Problem » Retype the material below. Keep every word exactly as it is.

====== Given data ======

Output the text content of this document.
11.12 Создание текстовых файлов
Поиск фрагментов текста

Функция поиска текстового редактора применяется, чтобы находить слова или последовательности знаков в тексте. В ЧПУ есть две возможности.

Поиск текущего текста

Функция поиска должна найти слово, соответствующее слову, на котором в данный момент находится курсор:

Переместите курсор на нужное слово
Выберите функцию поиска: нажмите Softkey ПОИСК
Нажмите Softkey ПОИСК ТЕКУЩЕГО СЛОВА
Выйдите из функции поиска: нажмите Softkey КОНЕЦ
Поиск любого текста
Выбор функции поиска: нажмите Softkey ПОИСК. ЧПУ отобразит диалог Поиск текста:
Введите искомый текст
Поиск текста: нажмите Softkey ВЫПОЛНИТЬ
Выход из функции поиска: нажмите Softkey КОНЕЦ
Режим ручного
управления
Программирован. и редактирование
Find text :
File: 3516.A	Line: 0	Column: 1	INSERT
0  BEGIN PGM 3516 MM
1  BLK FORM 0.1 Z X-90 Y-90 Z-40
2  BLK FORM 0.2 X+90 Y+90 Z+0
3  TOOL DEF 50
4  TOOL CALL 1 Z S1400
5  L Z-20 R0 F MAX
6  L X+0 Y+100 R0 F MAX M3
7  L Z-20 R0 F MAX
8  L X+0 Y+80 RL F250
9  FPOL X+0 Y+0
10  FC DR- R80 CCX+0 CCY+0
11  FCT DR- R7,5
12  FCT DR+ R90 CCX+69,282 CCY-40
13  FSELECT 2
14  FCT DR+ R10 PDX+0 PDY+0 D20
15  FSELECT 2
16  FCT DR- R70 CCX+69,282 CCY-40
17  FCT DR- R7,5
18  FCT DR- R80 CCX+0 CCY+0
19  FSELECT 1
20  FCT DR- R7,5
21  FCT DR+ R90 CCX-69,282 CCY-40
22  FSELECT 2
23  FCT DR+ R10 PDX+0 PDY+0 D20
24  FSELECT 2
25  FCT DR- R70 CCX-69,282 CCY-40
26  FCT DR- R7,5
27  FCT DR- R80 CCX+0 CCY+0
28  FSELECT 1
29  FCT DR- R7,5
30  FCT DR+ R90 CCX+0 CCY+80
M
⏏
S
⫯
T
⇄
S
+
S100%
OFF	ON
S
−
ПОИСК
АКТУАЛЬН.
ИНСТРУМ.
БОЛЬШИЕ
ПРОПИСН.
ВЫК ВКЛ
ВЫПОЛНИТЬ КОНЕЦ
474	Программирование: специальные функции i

======

Response for this exercise »
Output the text content of this document.
11.12 Создание текстовых файлов
Поиск фрагментов текста

Функция поиска текстового редактора применяется, чтобы находить слова или последовательности знаков в тексте. В ЧПУ есть две возможности.

Поиск текущего текста

Функция поиска должна найти слово, соответствующее слову, на котором в данный момент находится курсор:

Переместите курсор на нужное слово
Выберите функцию поиска: нажмите Softkey ПОИСК
Нажмите Softkey ПОИСК ТЕКУЩЕГО СЛОВА
Выйдите из функции поиска: нажмите Softkey КОНЕЦ
Поиск любого текста
Выбор функции поиска: нажмите Softkey ПОИСК. ЧПУ отобразит диалог Поиск текста:
Введите искомый текст
Поиск текста: нажмите Softkey ВЫПОЛНИТЬ
Выход из функции поиска: нажмите Softkey КОНЕЦ
Режим ручного
управления
Программирован. и редактирование
Find text :
File: 3516.A	Line: 0	Column: 1	INSERT
0  BEGIN PGM 3516 MM
1  BLK FORM 0.1 Z X-90 Y-90 Z-40
2  BLK FORM 0.2 X+90 Y+90 Z+0
3  TOOL DEF 50
4  TOOL CALL 1 Z S1400
5  L Z-20 R0 F MAX
6  L X+0 Y+100 R0 F MAX M3
7  L Z-20 R0 F MAX
8  L X+0 Y+80 RL F250
9  FPOL X+0 Y+0
10  FC DR- R80 CCX+0 CCY+0
11  FCT DR- R7,5
12  FCT DR+ R90 CCX+69,282 CCY-40
13  FSELECT 2
14  FCT DR+ R10 PDX+0 PDY+0 D20
15  FSELECT 2
16  FCT DR- R70 CCX+69,282 CCY-40
17  FCT DR- R7,5
18  FCT DR- R80 CCX+0 CCY+0
19  FSELECT 1
20  FCT DR- R7,5
21  FCT DR+ R90 CCX-69,282 CCY-40
22  FSELECT 2
23  FCT DR+ R10 PDX+0 PDY+0 D20
24  FSELECT 2
25  FCT DR- R70 CCX-69,282 CCY-40
26  FCT DR- R7,5
27  FCT DR- R80 CCX+0 CCY+0
28  FSELECT 1
29  FCT DR- R7,5
30  FCT DR+ R90 CCX+0 CCY+80
M
⏏
S
⫯
T
⇄
S
+
S100%
OFF	ON
S
−
ПОИСК
АКТУАЛЬН.
ИНСТРУМ.
БОЛЬШИЕ
ПРОПИСН.
ВЫК ВКЛ
ВЫПОЛНИТЬ КОНЕЦ
474	Программирование: специальные функции i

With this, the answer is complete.